- [Your instructions]:
Transcribe the records in full, keeping every character as it is.

- [Material provided]:

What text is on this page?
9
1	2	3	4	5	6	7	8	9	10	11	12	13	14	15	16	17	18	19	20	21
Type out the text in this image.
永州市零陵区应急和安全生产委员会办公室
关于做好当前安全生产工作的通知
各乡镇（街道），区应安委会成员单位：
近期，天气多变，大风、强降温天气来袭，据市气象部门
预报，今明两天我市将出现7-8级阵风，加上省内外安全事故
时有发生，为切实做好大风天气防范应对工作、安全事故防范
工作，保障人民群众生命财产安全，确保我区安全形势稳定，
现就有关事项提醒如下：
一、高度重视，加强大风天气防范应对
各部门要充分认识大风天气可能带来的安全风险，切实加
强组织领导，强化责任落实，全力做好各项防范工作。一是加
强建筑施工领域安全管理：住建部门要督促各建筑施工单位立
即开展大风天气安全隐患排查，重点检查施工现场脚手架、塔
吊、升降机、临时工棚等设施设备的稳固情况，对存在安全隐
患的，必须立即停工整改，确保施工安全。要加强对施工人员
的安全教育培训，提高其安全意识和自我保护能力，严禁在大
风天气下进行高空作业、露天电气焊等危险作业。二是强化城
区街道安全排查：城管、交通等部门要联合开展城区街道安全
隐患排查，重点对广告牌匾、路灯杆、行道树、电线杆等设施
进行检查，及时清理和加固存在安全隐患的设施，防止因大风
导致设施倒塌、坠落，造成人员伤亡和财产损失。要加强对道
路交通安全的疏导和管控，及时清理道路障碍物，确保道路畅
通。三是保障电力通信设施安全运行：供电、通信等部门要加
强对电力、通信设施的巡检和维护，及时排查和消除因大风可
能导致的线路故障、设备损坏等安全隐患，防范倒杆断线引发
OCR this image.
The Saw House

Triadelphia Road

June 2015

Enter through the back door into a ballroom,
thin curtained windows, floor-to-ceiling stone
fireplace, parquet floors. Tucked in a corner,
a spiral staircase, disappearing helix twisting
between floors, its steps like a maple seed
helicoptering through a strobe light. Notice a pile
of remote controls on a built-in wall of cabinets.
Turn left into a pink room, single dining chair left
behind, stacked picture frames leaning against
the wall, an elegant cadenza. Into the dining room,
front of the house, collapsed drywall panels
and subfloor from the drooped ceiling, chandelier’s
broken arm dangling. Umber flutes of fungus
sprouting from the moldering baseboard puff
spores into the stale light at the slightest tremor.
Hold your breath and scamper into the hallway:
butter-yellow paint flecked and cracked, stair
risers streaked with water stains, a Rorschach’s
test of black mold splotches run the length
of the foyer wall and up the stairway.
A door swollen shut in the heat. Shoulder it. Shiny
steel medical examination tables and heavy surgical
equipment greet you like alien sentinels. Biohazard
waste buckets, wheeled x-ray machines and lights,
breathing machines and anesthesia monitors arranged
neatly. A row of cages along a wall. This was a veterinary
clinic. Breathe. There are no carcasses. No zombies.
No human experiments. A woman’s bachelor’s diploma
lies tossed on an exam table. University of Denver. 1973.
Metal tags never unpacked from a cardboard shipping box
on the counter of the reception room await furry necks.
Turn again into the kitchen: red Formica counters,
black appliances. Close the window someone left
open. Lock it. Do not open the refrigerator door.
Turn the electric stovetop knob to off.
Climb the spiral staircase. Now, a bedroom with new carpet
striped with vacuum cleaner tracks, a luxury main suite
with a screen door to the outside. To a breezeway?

- [Reply to the exercise]:
What text is on this page?
9
1	2	3	4	5	6	7	8	9	10	11	12	13	14	15	16	17	18	19	20	21
Type out the text in this image.
永州市零陵区应急和安全生产委员会办公室
关于做好当前安全生产工作的通知
各乡镇（街道），区应安委会成员单位：
近期，天气多变，大风、强降温天气来袭，据市气象部门
预报，今明两天我市将出现7-8级阵风，加上省内外安全事故
时有发生，为切实做好大风天气防范应对工作、安全事故防范
工作，保障人民群众生命财产安全，确保我区安全形势稳定，
现就有关事项提醒如下：
一、高度重视，加强大风天气防范应对
各部门要充分认识大风天气可能带来的安全风险，切实加
强组织领导，强化责任落实，全力做好各项防范工作。一是加
强建筑施工领域安全管理：住建部门要督促各建筑施工单位立
即开展大风天气安全隐患排查，重点检查施工现场脚手架、塔
吊、升降机、临时工棚等设施设备的稳固情况，对存在安全隐
患的，必须立即停工整改，确保施工安全。要加强对施工人员
的安全教育培训，提高其安全意识和自我保护能力，严禁在大
风天气下进行高空作业、露天电气焊等危险作业。二是强化城
区街道安全排查：城管、交通等部门要联合开展城区街道安全
隐患排查，重点对广告牌匾、路灯杆、行道树、电线杆等设施
进行检查，及时清理和加固存在安全隐患的设施，防止因大风
导致设施倒塌、坠落，造成人员伤亡和财产损失。要加强对道
路交通安全的疏导和管控，及时清理道路障碍物，确保道路畅
通。三是保障电力通信设施安全运行：供电、通信等部门要加
强对电力、通信设施的巡检和维护，及时排查和消除因大风可
能导致的线路故障、设备损坏等安全隐患，防范倒杆断线引发
OCR this image.
The Saw House

Triadelphia Road

June 2015

Enter through the back door into a ballroom,
thin curtained windows, floor-to-ceiling stone
fireplace, parquet floors. Tucked in a corner,
a spiral staircase, disappearing helix twisting
between floors, its steps like a maple seed
helicoptering through a strobe light. Notice a pile
of remote controls on a built-in wall of cabinets.
Turn left into a pink room, single dining chair left
behind, stacked picture frames leaning against
the wall, an elegant cadenza. Into the dining room,
front of the house, collapsed drywall panels
and subfloor from the drooped ceiling, chandelier’s
broken arm dangling. Umber flutes of fungus
sprouting from the moldering baseboard puff
spores into the stale light at the slightest tremor.
Hold your breath and scamper into the hallway:
butter-yellow paint flecked and cracked, stair
risers streaked with water stains, a Rorschach’s
test of black mold splotches run the length
of the foyer wall and up the stairway.
A door swollen shut in the heat. Shoulder it. Shiny
steel medical examination tables and heavy surgical
equipment greet you like alien sentinels. Biohazard
waste buckets, wheeled x-ray machines and lights,
breathing machines and anesthesia monitors arranged
neatly. A row of cages along a wall. This was a veterinary
clinic. Breathe. There are no carcasses. No zombies.
No human experiments. A woman’s bachelor’s diploma
lies tossed on an exam table. University of Denver. 1973.
Metal tags never unpacked from a cardboard shipping box
on the counter of the reception room await furry necks.
Turn again into the kitchen: red Formica counters,
black appliances. Close the window someone left
open. Lock it. Do not open the refrigerator door.
Turn the electric stovetop knob to off.
Climb the spiral staircase. Now, a bedroom with new carpet
striped with vacuum cleaner tracks, a luxury main suite
with a screen door to the outside. To a breezeway?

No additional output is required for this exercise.